* **Task inputs**:

------------------------------------------------

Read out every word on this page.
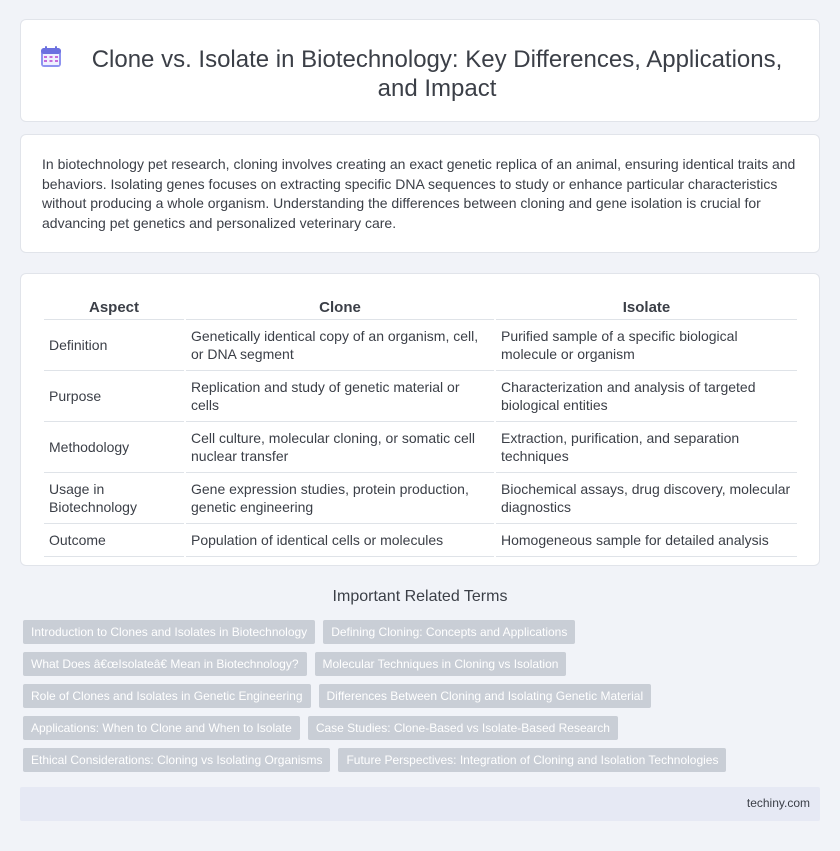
Clone vs. Isolate in Biotechnology: Key Differences, Applications, and Impact

In biotechnology pet research, cloning involves creating an exact genetic replica of an animal, ensuring identical traits and behaviors. Isolating genes focuses on extracting specific DNA sequences to study or enhance particular characteristics without producing a whole organism. Understanding the differences between cloning and gene isolation is crucial for advancing pet genetics and personalized veterinary care.

Aspect	Clone	Isolate
Definition	Genetically identical copy of an organism, cell, or DNA segment	Purified sample of a specific biological molecule or organism
Purpose	Replication and study of genetic material or cells	Characterization and analysis of targeted biological entities
Methodology	Cell culture, molecular cloning, or somatic cell nuclear transfer	Extraction, purification, and separation techniques
Usage in Biotechnology	Gene expression studies, protein production, genetic engineering	Biochemical assays, drug discovery, molecular diagnostics
Outcome	Population of identical cells or molecules	Homogeneous sample for detailed analysis
Important Related Terms
Introduction to Clones and Isolates in Biotechnology	Defining Cloning: Concepts and Applications
What Does â€œIsolateâ€ Mean in Biotechnology?	Molecular Techniques in Cloning vs Isolation
Role of Clones and Isolates in Genetic Engineering	Differences Between Cloning and Isolating Genetic Material
Applications: When to Clone and When to Isolate	Case Studies: Clone-Based vs Isolate-Based Research
Ethical Considerations: Cloning vs Isolating Organisms	Future Perspectives: Integration of Cloning and Isolation Technologies
techiny.com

------------------------------------------------

* **Assignment**:
The lines to return are those in the material above that hold "analysis".

* **Task solution**:
Purpose	Replication and study of genetic material or cells	Characterization and analysis of targeted biological entities
Outcome	Population of identical cells or molecules	Homogeneous sample for detailed analysis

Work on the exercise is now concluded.